[begin Given records]

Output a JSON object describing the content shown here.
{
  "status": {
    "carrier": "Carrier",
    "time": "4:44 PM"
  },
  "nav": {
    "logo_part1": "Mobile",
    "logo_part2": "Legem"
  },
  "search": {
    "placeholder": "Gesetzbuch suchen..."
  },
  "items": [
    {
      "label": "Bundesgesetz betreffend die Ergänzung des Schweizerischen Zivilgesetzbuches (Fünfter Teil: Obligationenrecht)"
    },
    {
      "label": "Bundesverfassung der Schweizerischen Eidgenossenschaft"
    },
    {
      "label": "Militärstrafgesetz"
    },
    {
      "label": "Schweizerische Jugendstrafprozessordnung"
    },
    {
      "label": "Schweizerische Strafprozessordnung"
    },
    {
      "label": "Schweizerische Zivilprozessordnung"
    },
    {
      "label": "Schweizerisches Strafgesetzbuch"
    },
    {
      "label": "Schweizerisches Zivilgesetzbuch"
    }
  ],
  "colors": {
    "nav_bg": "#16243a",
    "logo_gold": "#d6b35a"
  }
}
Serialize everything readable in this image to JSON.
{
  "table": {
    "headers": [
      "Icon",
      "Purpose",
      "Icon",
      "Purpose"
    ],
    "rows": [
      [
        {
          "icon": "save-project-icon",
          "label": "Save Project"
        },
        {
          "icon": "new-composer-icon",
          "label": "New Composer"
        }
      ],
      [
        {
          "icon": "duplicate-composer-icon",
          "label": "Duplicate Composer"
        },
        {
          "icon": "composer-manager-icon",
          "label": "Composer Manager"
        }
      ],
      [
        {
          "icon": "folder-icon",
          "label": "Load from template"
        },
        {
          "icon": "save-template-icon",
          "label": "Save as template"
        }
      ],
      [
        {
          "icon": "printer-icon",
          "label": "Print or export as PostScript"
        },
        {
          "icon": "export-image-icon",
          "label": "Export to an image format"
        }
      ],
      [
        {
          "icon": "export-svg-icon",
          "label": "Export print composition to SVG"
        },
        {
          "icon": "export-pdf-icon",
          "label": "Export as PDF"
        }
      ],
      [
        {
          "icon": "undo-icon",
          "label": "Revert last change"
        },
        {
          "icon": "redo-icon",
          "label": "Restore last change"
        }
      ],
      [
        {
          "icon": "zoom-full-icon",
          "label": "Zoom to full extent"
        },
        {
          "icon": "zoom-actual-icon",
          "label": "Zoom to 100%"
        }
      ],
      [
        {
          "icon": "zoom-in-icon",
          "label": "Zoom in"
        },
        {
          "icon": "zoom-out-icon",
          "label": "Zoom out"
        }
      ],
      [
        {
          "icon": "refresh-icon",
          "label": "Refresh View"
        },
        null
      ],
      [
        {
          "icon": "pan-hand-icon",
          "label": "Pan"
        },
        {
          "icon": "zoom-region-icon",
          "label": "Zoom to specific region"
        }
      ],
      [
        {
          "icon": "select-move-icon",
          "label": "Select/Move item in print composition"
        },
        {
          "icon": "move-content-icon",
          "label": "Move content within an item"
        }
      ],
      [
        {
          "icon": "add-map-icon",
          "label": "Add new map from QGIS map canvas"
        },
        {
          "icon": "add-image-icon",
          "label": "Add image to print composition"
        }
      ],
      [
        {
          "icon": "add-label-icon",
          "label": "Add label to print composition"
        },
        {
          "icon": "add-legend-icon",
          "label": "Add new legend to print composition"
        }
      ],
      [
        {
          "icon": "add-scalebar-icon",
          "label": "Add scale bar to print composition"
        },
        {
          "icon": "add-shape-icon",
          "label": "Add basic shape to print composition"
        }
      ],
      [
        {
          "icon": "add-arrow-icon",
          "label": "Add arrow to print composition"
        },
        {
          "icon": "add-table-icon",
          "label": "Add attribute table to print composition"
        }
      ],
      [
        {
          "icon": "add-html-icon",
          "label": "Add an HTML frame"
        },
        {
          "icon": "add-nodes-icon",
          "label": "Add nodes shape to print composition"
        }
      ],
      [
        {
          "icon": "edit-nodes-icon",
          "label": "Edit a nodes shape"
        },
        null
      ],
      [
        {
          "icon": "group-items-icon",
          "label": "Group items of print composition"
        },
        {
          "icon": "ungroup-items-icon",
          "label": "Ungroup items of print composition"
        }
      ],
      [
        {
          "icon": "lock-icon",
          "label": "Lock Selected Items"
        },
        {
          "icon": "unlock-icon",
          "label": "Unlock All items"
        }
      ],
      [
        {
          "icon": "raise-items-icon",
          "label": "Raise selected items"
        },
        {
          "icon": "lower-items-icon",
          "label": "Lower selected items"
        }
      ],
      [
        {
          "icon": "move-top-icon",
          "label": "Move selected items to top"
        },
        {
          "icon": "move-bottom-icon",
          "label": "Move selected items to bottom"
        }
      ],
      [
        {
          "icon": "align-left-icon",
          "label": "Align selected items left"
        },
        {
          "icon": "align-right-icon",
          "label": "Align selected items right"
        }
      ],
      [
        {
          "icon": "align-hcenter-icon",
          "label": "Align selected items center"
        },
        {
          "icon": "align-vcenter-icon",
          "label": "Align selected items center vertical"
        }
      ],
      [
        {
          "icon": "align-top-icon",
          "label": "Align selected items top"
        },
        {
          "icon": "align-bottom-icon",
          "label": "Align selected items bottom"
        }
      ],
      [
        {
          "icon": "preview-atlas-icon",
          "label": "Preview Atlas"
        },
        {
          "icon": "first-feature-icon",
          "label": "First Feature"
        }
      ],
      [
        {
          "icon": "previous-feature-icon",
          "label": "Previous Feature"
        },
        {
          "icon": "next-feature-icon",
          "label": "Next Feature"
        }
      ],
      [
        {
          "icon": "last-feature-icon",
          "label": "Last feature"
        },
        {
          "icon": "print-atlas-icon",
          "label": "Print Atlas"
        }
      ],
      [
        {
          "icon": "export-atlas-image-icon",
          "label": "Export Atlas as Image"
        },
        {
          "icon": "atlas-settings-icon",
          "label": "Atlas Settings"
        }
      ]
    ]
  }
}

[end Given records]

**Given task:** Every record above needs to be repeated word for word.

**Answer:**
Output a JSON object describing the content shown here.
{
  "status": {
    "carrier": "Carrier",
    "time": "4:44 PM"
  },
  "nav": {
    "logo_part1": "Mobile",
    "logo_part2": "Legem"
  },
  "search": {
    "placeholder": "Gesetzbuch suchen..."
  },
  "items": [
    {
      "label": "Bundesgesetz betreffend die Ergänzung des Schweizerischen Zivilgesetzbuches (Fünfter Teil: Obligationenrecht)"
    },
    {
      "label": "Bundesverfassung der Schweizerischen Eidgenossenschaft"
    },
    {
      "label": "Militärstrafgesetz"
    },
    {
      "label": "Schweizerische Jugendstrafprozessordnung"
    },
    {
      "label": "Schweizerische Strafprozessordnung"
    },
    {
      "label": "Schweizerische Zivilprozessordnung"
    },
    {
      "label": "Schweizerisches Strafgesetzbuch"
    },
    {
      "label": "Schweizerisches Zivilgesetzbuch"
    }
  ],
  "colors": {
    "nav_bg": "#16243a",
    "logo_gold": "#d6b35a"
  }
}
Serialize everything readable in this image to JSON.
{
  "table": {
    "headers": [
      "Icon",
      "Purpose",
      "Icon",
      "Purpose"
    ],
    "rows": [
      [
        {
          "icon": "save-project-icon",
          "label": "Save Project"
        },
        {
          "icon": "new-composer-icon",
          "label": "New Composer"
        }
      ],
      [
        {
          "icon": "duplicate-composer-icon",
          "label": "Duplicate Composer"
        },
        {
          "icon": "composer-manager-icon",
          "label": "Composer Manager"
        }
      ],
      [
        {
          "icon": "folder-icon",
          "label": "Load from template"
        },
        {
          "icon": "save-template-icon",
          "label": "Save as template"
        }
      ],
      [
        {
          "icon": "printer-icon",
          "label": "Print or export as PostScript"
        },
        {
          "icon": "export-image-icon",
          "label": "Export to an image format"
        }
      ],
      [
        {
          "icon": "export-svg-icon",
          "label": "Export print composition to SVG"
        },
        {
          "icon": "export-pdf-icon",
          "label": "Export as PDF"
        }
      ],
      [
        {
          "icon": "undo-icon",
          "label": "Revert last change"
        },
        {
          "icon": "redo-icon",
          "label": "Restore last change"
        }
      ],
      [
        {
          "icon": "zoom-full-icon",
          "label": "Zoom to full extent"
        },
        {
          "icon": "zoom-actual-icon",
          "label": "Zoom to 100%"
        }
      ],
      [
        {
          "icon": "zoom-in-icon",
          "label": "Zoom in"
        },
        {
          "icon": "zoom-out-icon",
          "label": "Zoom out"
        }
      ],
      [
        {
          "icon": "refresh-icon",
          "label": "Refresh View"
        },
        null
      ],
      [
        {
          "icon": "pan-hand-icon",
          "label": "Pan"
        },
        {
          "icon": "zoom-region-icon",
          "label": "Zoom to specific region"
        }
      ],
      [
        {
          "icon": "select-move-icon",
          "label": "Select/Move item in print composition"
        },
        {
          "icon": "move-content-icon",
          "label": "Move content within an item"
        }
      ],
      [
        {
          "icon": "add-map-icon",
          "label": "Add new map from QGIS map canvas"
        },
        {
          "icon": "add-image-icon",
          "label": "Add image to print composition"
        }
      ],
      [
        {
          "icon": "add-label-icon",
          "label": "Add label to print composition"
        },
        {
          "icon": "add-legend-icon",
          "label": "Add new legend to print composition"
        }
      ],
      [
        {
          "icon": "add-scalebar-icon",
          "label": "Add scale bar to print composition"
        },
        {
          "icon": "add-shape-icon",
          "label": "Add basic shape to print composition"
        }
      ],
      [
        {
          "icon": "add-arrow-icon",
          "label": "Add arrow to print composition"
        },
        {
          "icon": "add-table-icon",
          "label": "Add attribute table to print composition"
        }
      ],
      [
        {
          "icon": "add-html-icon",
          "label": "Add an HTML frame"
        },
        {
          "icon": "add-nodes-icon",
          "label": "Add nodes shape to print composition"
        }
      ],
      [
        {
          "icon": "edit-nodes-icon",
          "label": "Edit a nodes shape"
        },
        null
      ],
      [
        {
          "icon": "group-items-icon",
          "label": "Group items of print composition"
        },
        {
          "icon": "ungroup-items-icon",
          "label": "Ungroup items of print composition"
        }
      ],
      [
        {
          "icon": "lock-icon",
          "label": "Lock Selected Items"
        },
        {
          "icon": "unlock-icon",
          "label": "Unlock All items"
        }
      ],
      [
        {
          "icon": "raise-items-icon",
          "label": "Raise selected items"
        },
        {
          "icon": "lower-items-icon",
          "label": "Lower selected items"
        }
      ],
      [
        {
          "icon": "move-top-icon",
          "label": "Move selected items to top"
        },
        {
          "icon": "move-bottom-icon",
          "label": "Move selected items to bottom"
        }
      ],
      [
        {
          "icon": "align-left-icon",
          "label": "Align selected items left"
        },
        {
          "icon": "align-right-icon",
          "label": "Align selected items right"
        }
      ],
      [
        {
          "icon": "align-hcenter-icon",
          "label": "Align selected items center"
        },
        {
          "icon": "align-vcenter-icon",
          "label": "Align selected items center vertical"
        }
      ],
      [
        {
          "icon": "align-top-icon",
          "label": "Align selected items top"
        },
        {
          "icon": "align-bottom-icon",
          "label": "Align selected items bottom"
        }
      ],
      [
        {
          "icon": "preview-atlas-icon",
          "label": "Preview Atlas"
        },
        {
          "icon": "first-feature-icon",
          "label": "First Feature"
        }
      ],
      [
        {
          "icon": "previous-feature-icon",
          "label": "Previous Feature"
        },
        {
          "icon": "next-feature-icon",
          "label": "Next Feature"
        }
      ],
      [
        {
          "icon": "last-feature-icon",
          "label": "Last feature"
        },
        {
          "icon": "print-atlas-icon",
          "label": "Print Atlas"
        }
      ],
      [
        {
          "icon": "export-atlas-image-icon",
          "label": "Export Atlas as Image"
        },
        {
          "icon": "atlas-settings-icon",
          "label": "Atlas Settings"
        }
      ]
    ]
  }
}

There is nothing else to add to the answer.